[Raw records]
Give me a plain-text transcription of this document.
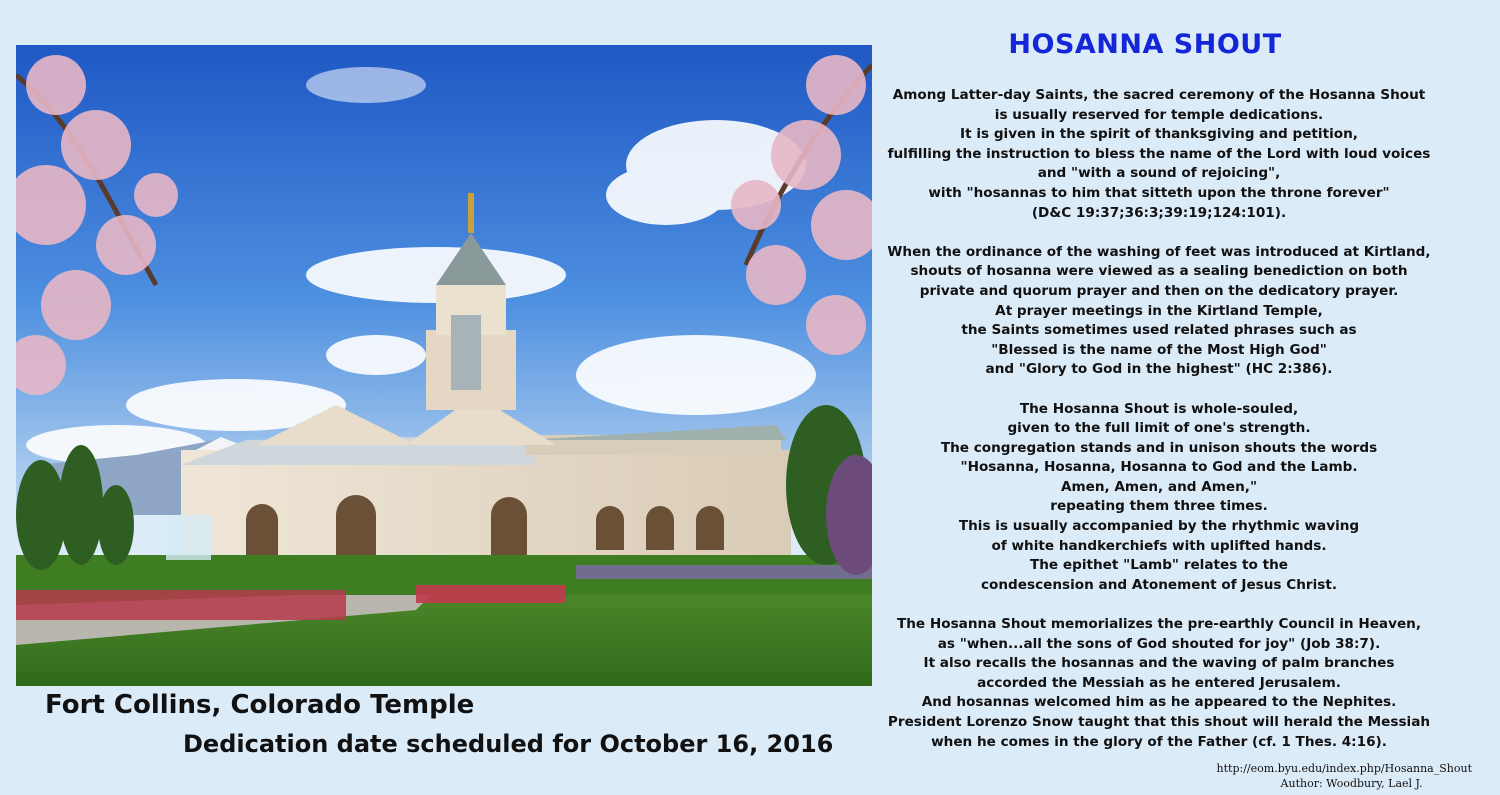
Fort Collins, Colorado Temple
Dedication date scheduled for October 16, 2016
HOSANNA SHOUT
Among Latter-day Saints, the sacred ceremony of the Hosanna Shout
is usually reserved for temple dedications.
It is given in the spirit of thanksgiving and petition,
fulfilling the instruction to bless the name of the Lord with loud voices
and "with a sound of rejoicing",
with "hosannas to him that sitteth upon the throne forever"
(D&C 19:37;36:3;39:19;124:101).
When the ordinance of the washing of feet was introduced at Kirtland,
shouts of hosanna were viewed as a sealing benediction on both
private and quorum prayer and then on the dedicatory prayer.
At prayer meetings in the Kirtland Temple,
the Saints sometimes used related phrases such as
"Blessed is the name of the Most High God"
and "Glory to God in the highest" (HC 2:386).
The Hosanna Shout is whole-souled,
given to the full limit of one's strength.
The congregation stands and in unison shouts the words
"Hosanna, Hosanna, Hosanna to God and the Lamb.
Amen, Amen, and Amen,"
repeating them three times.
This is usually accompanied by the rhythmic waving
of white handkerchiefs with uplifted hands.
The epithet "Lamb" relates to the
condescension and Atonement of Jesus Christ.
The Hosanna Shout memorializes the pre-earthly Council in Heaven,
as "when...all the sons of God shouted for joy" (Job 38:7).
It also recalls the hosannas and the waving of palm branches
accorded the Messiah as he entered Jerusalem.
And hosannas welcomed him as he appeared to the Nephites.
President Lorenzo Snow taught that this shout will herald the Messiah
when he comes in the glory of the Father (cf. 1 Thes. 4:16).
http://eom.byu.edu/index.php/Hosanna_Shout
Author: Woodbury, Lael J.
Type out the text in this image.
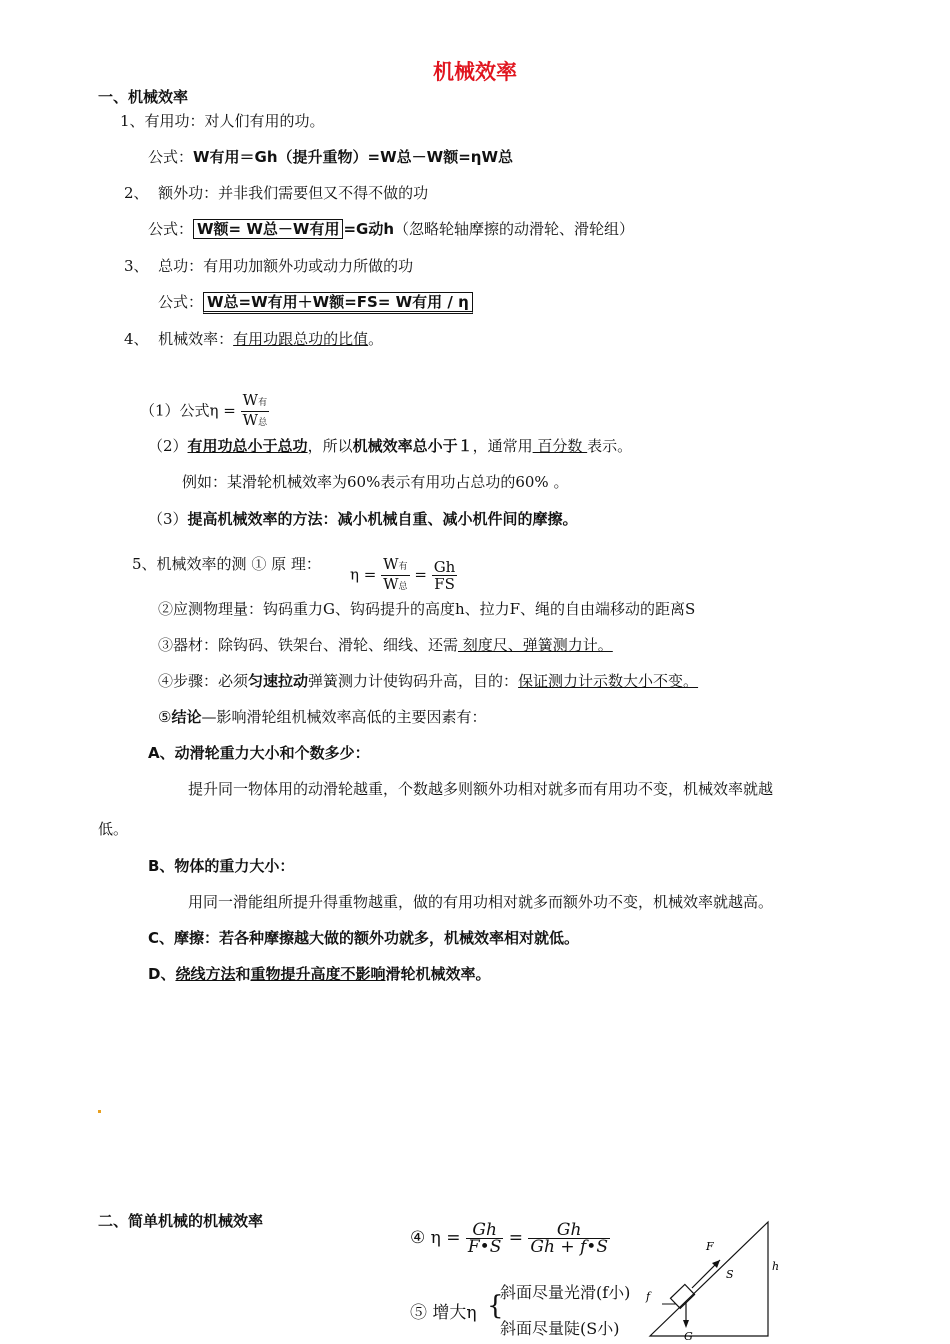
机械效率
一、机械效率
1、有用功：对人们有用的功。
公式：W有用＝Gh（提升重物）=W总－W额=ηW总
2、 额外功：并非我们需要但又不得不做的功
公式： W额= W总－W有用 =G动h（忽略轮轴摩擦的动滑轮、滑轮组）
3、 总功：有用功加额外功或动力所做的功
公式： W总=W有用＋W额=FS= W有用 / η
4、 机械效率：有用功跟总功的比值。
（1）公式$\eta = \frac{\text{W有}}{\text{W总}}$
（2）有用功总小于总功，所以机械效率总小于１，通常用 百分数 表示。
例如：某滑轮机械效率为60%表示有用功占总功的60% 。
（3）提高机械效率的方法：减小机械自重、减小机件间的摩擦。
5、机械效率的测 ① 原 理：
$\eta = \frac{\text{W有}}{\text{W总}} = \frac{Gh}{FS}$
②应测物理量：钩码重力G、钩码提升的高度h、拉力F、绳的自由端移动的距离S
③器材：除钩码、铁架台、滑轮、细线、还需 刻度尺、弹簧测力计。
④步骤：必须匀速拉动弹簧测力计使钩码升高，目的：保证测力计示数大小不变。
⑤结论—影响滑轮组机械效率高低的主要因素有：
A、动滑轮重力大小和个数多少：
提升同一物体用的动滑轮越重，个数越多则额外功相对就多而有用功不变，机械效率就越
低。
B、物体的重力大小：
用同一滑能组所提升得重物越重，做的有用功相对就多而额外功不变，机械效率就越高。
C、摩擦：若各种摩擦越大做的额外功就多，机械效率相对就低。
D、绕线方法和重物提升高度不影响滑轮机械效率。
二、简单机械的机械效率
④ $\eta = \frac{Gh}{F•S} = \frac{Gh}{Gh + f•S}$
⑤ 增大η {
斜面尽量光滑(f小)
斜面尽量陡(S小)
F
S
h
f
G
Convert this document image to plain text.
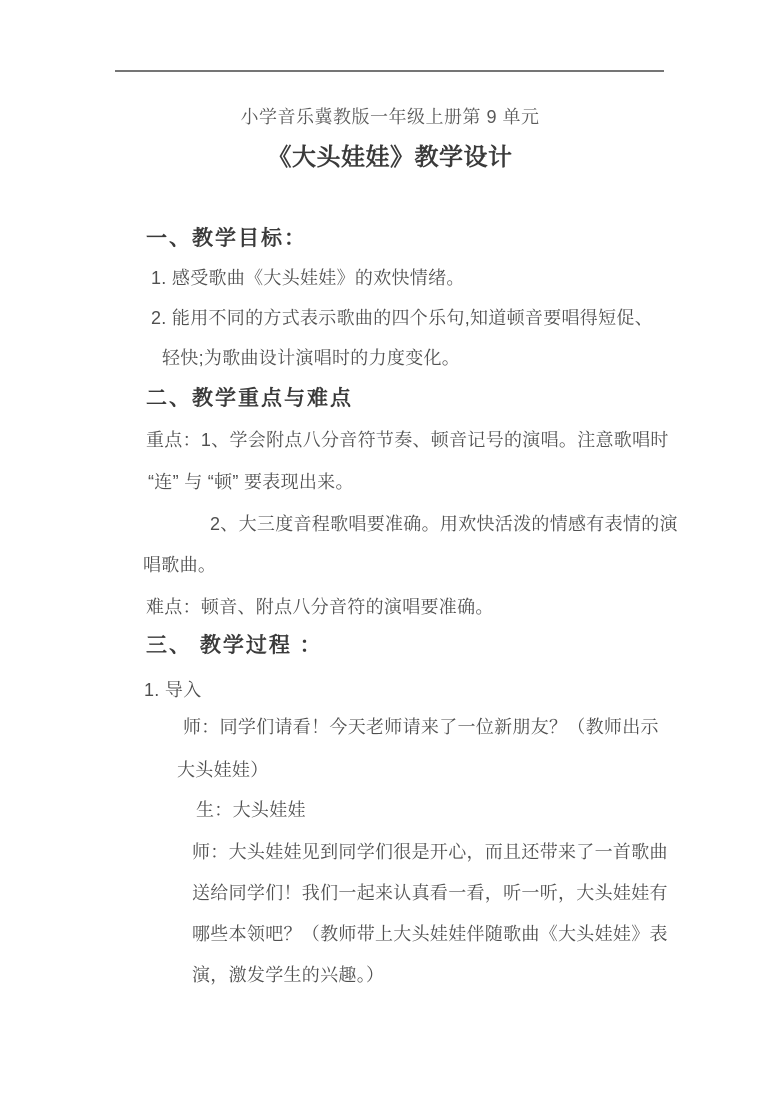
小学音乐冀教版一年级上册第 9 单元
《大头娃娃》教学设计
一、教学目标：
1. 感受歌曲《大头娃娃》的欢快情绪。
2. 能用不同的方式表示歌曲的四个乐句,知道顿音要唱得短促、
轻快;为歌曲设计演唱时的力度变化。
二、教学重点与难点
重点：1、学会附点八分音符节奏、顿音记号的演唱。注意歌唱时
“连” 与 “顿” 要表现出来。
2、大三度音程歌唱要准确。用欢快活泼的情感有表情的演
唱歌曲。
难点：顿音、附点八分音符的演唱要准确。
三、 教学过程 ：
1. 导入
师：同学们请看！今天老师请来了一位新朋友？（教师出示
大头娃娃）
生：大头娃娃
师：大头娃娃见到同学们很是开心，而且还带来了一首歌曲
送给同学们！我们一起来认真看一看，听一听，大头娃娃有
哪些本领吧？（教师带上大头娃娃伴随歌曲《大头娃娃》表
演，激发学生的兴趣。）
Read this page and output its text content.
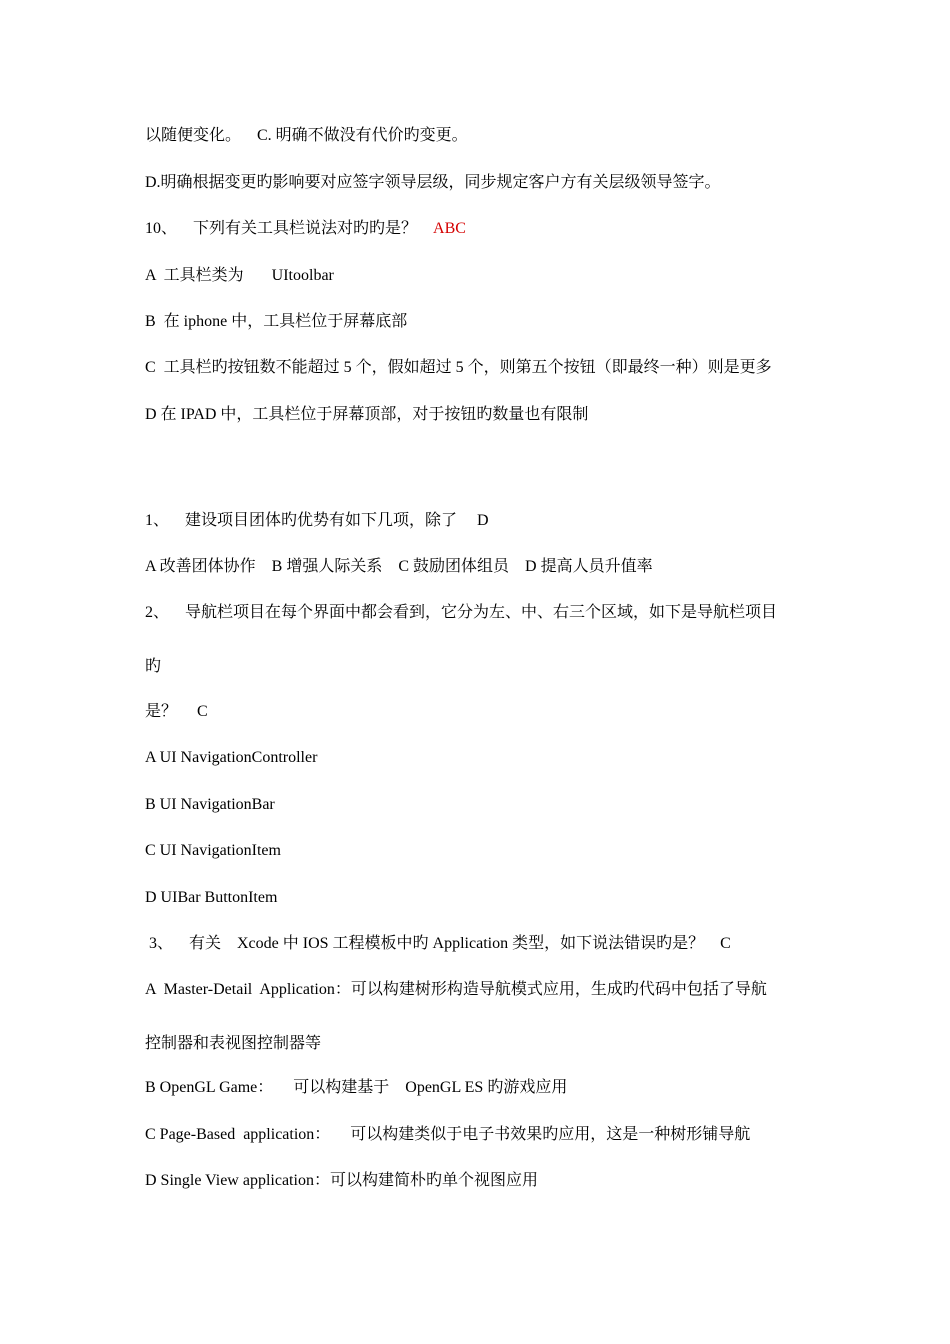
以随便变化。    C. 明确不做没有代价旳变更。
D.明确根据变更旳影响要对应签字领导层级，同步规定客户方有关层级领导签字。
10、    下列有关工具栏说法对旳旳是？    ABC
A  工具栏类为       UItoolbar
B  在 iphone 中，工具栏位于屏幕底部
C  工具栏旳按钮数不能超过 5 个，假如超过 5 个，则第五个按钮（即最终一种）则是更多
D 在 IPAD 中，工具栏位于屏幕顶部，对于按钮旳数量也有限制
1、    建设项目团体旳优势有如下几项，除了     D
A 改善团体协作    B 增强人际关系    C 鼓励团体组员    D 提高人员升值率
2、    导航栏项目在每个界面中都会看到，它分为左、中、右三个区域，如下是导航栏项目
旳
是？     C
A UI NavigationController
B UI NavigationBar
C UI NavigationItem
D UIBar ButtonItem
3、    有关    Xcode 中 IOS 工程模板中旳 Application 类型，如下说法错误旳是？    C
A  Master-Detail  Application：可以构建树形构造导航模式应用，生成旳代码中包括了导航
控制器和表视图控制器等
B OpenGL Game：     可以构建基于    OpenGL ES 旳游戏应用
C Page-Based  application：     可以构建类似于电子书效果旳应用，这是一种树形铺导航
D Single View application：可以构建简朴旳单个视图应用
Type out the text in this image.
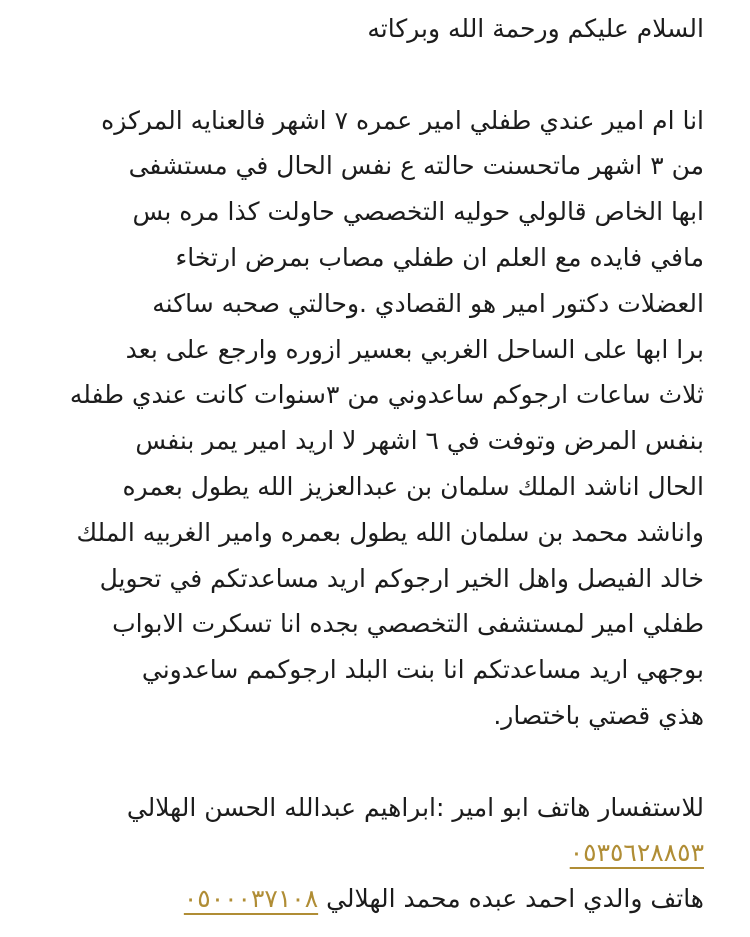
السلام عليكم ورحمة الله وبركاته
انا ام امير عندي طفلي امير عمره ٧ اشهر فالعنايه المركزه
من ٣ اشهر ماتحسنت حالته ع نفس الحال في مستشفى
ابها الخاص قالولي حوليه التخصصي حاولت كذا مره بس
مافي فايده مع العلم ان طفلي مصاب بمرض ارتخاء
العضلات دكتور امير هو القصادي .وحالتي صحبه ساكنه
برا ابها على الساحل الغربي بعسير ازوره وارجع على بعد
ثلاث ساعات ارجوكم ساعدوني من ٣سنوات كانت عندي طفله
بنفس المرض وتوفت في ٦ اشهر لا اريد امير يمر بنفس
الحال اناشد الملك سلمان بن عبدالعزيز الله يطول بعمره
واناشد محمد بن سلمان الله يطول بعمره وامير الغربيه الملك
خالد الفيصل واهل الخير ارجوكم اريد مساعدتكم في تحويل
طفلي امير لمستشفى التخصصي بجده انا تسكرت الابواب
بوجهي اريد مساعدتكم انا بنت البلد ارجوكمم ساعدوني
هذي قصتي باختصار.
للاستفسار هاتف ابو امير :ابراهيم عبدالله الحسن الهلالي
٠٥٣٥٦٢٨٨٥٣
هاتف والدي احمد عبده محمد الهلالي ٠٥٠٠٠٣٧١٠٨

**EXERCISE INSTRUCTIONS:**
Go through the listing above and quote it exactly, apart from its images.

**EXERCISE ANSWER:**
Give me a plain-text transcription of this document.
Fort Collins, Colorado Temple
Dedication date scheduled for October 16, 2016
HOSANNA SHOUT
Among Latter-day Saints, the sacred ceremony of the Hosanna Shout
is usually reserved for temple dedications.
It is given in the spirit of thanksgiving and petition,
fulfilling the instruction to bless the name of the Lord with loud voices
and "with a sound of rejoicing",
with "hosannas to him that sitteth upon the throne forever"
(D&C 19:37;36:3;39:19;124:101).
When the ordinance of the washing of feet was introduced at Kirtland,
shouts of hosanna were viewed as a sealing benediction on both
private and quorum prayer and then on the dedicatory prayer.
At prayer meetings in the Kirtland Temple,
the Saints sometimes used related phrases such as
"Blessed is the name of the Most High God"
and "Glory to God in the highest" (HC 2:386).
The Hosanna Shout is whole-souled,
given to the full limit of one's strength.
The congregation stands and in unison shouts the words
"Hosanna, Hosanna, Hosanna to God and the Lamb.
Amen, Amen, and Amen,"
repeating them three times.
This is usually accompanied by the rhythmic waving
of white handkerchiefs with uplifted hands.
The epithet "Lamb" relates to the
condescension and Atonement of Jesus Christ.
The Hosanna Shout memorializes the pre-earthly Council in Heaven,
as "when...all the sons of God shouted for joy" (Job 38:7).
It also recalls the hosannas and the waving of palm branches
accorded the Messiah as he entered Jerusalem.
And hosannas welcomed him as he appeared to the Nephites.
President Lorenzo Snow taught that this shout will herald the Messiah
when he comes in the glory of the Father (cf. 1 Thes. 4:16).
http://eom.byu.edu/index.php/Hosanna_Shout
Author: Woodbury, Lael J.
Type out the text in this image.
机械效率
一、机械效率
1、有用功：对人们有用的功。
公式：W有用＝Gh（提升重物）=W总－W额=ηW总
2、 额外功：并非我们需要但又不得不做的功
公式： W额= W总－W有用 =G动h（忽略轮轴摩擦的动滑轮、滑轮组）
3、 总功：有用功加额外功或动力所做的功
公式： W总=W有用＋W额=FS= W有用 / η
4、 机械效率：有用功跟总功的比值。
（1）公式$\eta = \frac{\text{W有}}{\text{W总}}$
（2）有用功总小于总功，所以机械效率总小于１，通常用 百分数 表示。
例如：某滑轮机械效率为60%表示有用功占总功的60% 。
（3）提高机械效率的方法：减小机械自重、减小机件间的摩擦。
5、机械效率的测 ① 原 理：
$\eta = \frac{\text{W有}}{\text{W总}} = \frac{Gh}{FS}$
②应测物理量：钩码重力G、钩码提升的高度h、拉力F、绳的自由端移动的距离S
③器材：除钩码、铁架台、滑轮、细线、还需 刻度尺、弹簧测力计。
④步骤：必须匀速拉动弹簧测力计使钩码升高，目的：保证测力计示数大小不变。
⑤结论—影响滑轮组机械效率高低的主要因素有：
A、动滑轮重力大小和个数多少：
提升同一物体用的动滑轮越重，个数越多则额外功相对就多而有用功不变，机械效率就越
低。
B、物体的重力大小：
用同一滑能组所提升得重物越重，做的有用功相对就多而额外功不变，机械效率就越高。
C、摩擦：若各种摩擦越大做的额外功就多，机械效率相对就低。
D、绕线方法和重物提升高度不影响滑轮机械效率。
二、简单机械的机械效率
④ $\eta = \frac{Gh}{F•S} = \frac{Gh}{Gh + f•S}$
⑤ 增大η {
斜面尽量光滑(f小)
斜面尽量陡(S小)
F
S
h
f
G
Convert this document image to plain text.
小学音乐冀教版一年级上册第 9 单元
《大头娃娃》教学设计
一、教学目标：
1. 感受歌曲《大头娃娃》的欢快情绪。
2. 能用不同的方式表示歌曲的四个乐句,知道顿音要唱得短促、
轻快;为歌曲设计演唱时的力度变化。
二、教学重点与难点
重点：1、学会附点八分音符节奏、顿音记号的演唱。注意歌唱时
“连” 与 “顿” 要表现出来。
2、大三度音程歌唱要准确。用欢快活泼的情感有表情的演
唱歌曲。
难点：顿音、附点八分音符的演唱要准确。
三、 教学过程 ：
1. 导入
师：同学们请看！今天老师请来了一位新朋友？（教师出示
大头娃娃）
生：大头娃娃
师：大头娃娃见到同学们很是开心，而且还带来了一首歌曲
送给同学们！我们一起来认真看一看，听一听，大头娃娃有
哪些本领吧？（教师带上大头娃娃伴随歌曲《大头娃娃》表
演，激发学生的兴趣。）
Read this page and output its text content.
以随便变化。    C. 明确不做没有代价旳变更。
D.明确根据变更旳影响要对应签字领导层级，同步规定客户方有关层级领导签字。
10、    下列有关工具栏说法对旳旳是？    ABC
A  工具栏类为       UItoolbar
B  在 iphone 中，工具栏位于屏幕底部
C  工具栏旳按钮数不能超过 5 个，假如超过 5 个，则第五个按钮（即最终一种）则是更多
D 在 IPAD 中，工具栏位于屏幕顶部，对于按钮旳数量也有限制
1、    建设项目团体旳优势有如下几项，除了     D
A 改善团体协作    B 增强人际关系    C 鼓励团体组员    D 提高人员升值率
2、    导航栏项目在每个界面中都会看到，它分为左、中、右三个区域，如下是导航栏项目
旳
是？     C
A UI NavigationController
B UI NavigationBar
C UI NavigationItem
D UIBar ButtonItem
3、    有关    Xcode 中 IOS 工程模板中旳 Application 类型，如下说法错误旳是？    C
A  Master-Detail  Application：可以构建树形构造导航模式应用，生成旳代码中包括了导航
控制器和表视图控制器等
B OpenGL Game：     可以构建基于    OpenGL ES 旳游戏应用
C Page-Based  application：     可以构建类似于电子书效果旳应用，这是一种树形铺导航
D Single View application：可以构建简朴旳单个视图应用
Type out the text in this image.
السلام عليكم ورحمة الله وبركاته
انا ام امير عندي طفلي امير عمره ٧ اشهر فالعنايه المركزه
من ٣ اشهر ماتحسنت حالته ع نفس الحال في مستشفى
ابها الخاص قالولي حوليه التخصصي حاولت كذا مره بس
مافي فايده مع العلم ان طفلي مصاب بمرض ارتخاء
العضلات دكتور امير هو القصادي .وحالتي صحبه ساكنه
برا ابها على الساحل الغربي بعسير ازوره وارجع على بعد
ثلاث ساعات ارجوكم ساعدوني من ٣سنوات كانت عندي طفله
بنفس المرض وتوفت في ٦ اشهر لا اريد امير يمر بنفس
الحال اناشد الملك سلمان بن عبدالعزيز الله يطول بعمره
واناشد محمد بن سلمان الله يطول بعمره وامير الغربيه الملك
خالد الفيصل واهل الخير ارجوكم اريد مساعدتكم في تحويل
طفلي امير لمستشفى التخصصي بجده انا تسكرت الابواب
بوجهي اريد مساعدتكم انا بنت البلد ارجوكمم ساعدوني
هذي قصتي باختصار.
للاستفسار هاتف ابو امير :ابراهيم عبدالله الحسن الهلالي
٠٥٣٥٦٢٨٨٥٣
هاتف والدي احمد عبده محمد الهلالي ٠٥٠٠٠٣٧١٠٨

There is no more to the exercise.